What is needed> For this exercise, copy out each line of the material below that includes "fund".

Data in this exercise>
"""

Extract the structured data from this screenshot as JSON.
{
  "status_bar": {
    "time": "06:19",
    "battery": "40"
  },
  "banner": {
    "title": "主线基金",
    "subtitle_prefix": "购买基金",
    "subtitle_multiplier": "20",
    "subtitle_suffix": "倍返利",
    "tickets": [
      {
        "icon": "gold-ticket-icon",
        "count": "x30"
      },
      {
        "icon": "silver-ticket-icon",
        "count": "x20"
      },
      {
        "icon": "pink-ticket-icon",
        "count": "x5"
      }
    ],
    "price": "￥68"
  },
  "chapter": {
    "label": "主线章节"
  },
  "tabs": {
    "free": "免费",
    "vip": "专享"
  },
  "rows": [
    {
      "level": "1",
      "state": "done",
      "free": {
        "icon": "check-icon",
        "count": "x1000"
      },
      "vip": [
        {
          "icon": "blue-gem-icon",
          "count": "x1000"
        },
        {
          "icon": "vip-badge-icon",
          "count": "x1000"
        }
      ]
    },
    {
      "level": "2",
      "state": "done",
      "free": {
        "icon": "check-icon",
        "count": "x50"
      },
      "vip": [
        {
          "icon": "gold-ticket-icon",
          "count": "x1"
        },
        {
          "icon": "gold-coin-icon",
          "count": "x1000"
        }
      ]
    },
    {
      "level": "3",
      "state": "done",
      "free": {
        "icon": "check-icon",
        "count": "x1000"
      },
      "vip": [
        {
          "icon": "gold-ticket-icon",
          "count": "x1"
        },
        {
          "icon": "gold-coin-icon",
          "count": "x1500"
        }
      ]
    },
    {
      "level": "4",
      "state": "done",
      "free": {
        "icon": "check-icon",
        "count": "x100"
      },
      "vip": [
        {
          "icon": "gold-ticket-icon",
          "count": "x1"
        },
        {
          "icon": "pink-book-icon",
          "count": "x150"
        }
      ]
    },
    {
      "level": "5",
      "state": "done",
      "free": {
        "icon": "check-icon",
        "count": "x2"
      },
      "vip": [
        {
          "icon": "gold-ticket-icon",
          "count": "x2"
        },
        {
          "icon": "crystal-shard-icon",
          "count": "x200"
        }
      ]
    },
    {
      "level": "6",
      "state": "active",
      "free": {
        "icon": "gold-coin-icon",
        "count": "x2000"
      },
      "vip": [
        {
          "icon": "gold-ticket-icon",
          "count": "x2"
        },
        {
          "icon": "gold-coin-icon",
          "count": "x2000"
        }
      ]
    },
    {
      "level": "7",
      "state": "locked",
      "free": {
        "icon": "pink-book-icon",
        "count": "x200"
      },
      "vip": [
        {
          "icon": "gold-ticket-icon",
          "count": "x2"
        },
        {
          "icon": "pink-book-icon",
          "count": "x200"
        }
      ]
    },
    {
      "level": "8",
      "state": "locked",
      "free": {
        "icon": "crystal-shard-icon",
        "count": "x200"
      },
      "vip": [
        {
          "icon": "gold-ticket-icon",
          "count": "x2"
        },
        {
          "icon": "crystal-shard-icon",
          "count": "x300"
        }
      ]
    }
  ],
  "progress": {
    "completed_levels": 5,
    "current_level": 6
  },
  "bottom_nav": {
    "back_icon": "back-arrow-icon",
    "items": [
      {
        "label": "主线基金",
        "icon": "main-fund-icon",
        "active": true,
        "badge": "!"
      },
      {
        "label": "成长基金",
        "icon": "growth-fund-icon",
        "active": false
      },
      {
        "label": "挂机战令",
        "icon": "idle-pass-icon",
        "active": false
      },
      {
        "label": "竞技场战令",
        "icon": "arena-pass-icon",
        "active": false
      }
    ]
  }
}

"""

Result below>
        "icon": "main-fund-icon",
        "icon": "growth-fund-icon",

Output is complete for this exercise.